___ MATERIALS PROVIDED ___

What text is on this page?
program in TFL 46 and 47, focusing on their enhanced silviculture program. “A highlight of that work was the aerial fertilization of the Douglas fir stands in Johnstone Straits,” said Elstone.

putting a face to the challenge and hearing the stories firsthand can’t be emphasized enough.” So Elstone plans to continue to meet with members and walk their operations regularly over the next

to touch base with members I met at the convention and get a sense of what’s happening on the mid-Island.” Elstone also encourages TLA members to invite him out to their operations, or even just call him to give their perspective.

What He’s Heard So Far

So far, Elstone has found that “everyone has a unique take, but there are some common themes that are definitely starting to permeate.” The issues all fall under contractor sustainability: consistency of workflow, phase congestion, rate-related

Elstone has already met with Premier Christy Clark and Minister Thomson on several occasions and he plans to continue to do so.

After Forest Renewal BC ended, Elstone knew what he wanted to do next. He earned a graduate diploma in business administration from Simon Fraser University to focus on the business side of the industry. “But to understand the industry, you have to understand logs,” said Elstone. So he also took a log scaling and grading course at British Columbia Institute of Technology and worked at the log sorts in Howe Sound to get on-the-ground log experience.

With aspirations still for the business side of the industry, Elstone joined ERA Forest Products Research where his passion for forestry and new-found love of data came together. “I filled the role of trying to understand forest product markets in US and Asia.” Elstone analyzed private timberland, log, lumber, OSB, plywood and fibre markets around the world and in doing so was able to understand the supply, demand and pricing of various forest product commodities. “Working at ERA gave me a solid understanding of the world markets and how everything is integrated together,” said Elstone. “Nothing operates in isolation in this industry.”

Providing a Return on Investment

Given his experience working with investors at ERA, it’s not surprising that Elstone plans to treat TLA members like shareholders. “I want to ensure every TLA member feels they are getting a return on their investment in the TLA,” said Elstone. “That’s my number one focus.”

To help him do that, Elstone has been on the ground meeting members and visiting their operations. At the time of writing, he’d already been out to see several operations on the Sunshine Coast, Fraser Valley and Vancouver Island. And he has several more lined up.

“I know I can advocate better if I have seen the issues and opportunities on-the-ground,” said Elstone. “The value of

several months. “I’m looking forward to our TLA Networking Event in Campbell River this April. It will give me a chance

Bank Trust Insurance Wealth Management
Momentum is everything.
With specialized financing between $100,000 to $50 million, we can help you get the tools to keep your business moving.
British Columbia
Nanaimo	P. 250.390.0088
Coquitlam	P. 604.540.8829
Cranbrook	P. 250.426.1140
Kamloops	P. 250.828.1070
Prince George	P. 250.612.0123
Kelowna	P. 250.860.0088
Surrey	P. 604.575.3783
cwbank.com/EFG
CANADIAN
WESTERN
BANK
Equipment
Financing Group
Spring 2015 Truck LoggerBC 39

___

TASK TO CARRY OUT
Output each entry precisely as given.

ANSWER TO THIS TASK
What text is on this page?
program in TFL 46 and 47, focusing on their enhanced silviculture program. “A highlight of that work was the aerial fertilization of the Douglas fir stands in Johnstone Straits,” said Elstone.

putting a face to the challenge and hearing the stories firsthand can’t be emphasized enough.” So Elstone plans to continue to meet with members and walk their operations regularly over the next

to touch base with members I met at the convention and get a sense of what’s happening on the mid-Island.” Elstone also encourages TLA members to invite him out to their operations, or even just call him to give their perspective.

What He’s Heard So Far

So far, Elstone has found that “everyone has a unique take, but there are some common themes that are definitely starting to permeate.” The issues all fall under contractor sustainability: consistency of workflow, phase congestion, rate-related

Elstone has already met with Premier Christy Clark and Minister Thomson on several occasions and he plans to continue to do so.

After Forest Renewal BC ended, Elstone knew what he wanted to do next. He earned a graduate diploma in business administration from Simon Fraser University to focus on the business side of the industry. “But to understand the industry, you have to understand logs,” said Elstone. So he also took a log scaling and grading course at British Columbia Institute of Technology and worked at the log sorts in Howe Sound to get on-the-ground log experience.

With aspirations still for the business side of the industry, Elstone joined ERA Forest Products Research where his passion for forestry and new-found love of data came together. “I filled the role of trying to understand forest product markets in US and Asia.” Elstone analyzed private timberland, log, lumber, OSB, plywood and fibre markets around the world and in doing so was able to understand the supply, demand and pricing of various forest product commodities. “Working at ERA gave me a solid understanding of the world markets and how everything is integrated together,” said Elstone. “Nothing operates in isolation in this industry.”

Providing a Return on Investment

Given his experience working with investors at ERA, it’s not surprising that Elstone plans to treat TLA members like shareholders. “I want to ensure every TLA member feels they are getting a return on their investment in the TLA,” said Elstone. “That’s my number one focus.”

To help him do that, Elstone has been on the ground meeting members and visiting their operations. At the time of writing, he’d already been out to see several operations on the Sunshine Coast, Fraser Valley and Vancouver Island. And he has several more lined up.

“I know I can advocate better if I have seen the issues and opportunities on-the-ground,” said Elstone. “The value of

several months. “I’m looking forward to our TLA Networking Event in Campbell River this April. It will give me a chance

Bank Trust Insurance Wealth Management
Momentum is everything.
With specialized financing between $100,000 to $50 million, we can help you get the tools to keep your business moving.
British Columbia
Nanaimo	P. 250.390.0088
Coquitlam	P. 604.540.8829
Cranbrook	P. 250.426.1140
Kamloops	P. 250.828.1070
Prince George	P. 250.612.0123
Kelowna	P. 250.860.0088
Surrey	P. 604.575.3783
cwbank.com/EFG
CANADIAN
WESTERN
BANK
Equipment
Financing Group
Spring 2015 Truck LoggerBC 39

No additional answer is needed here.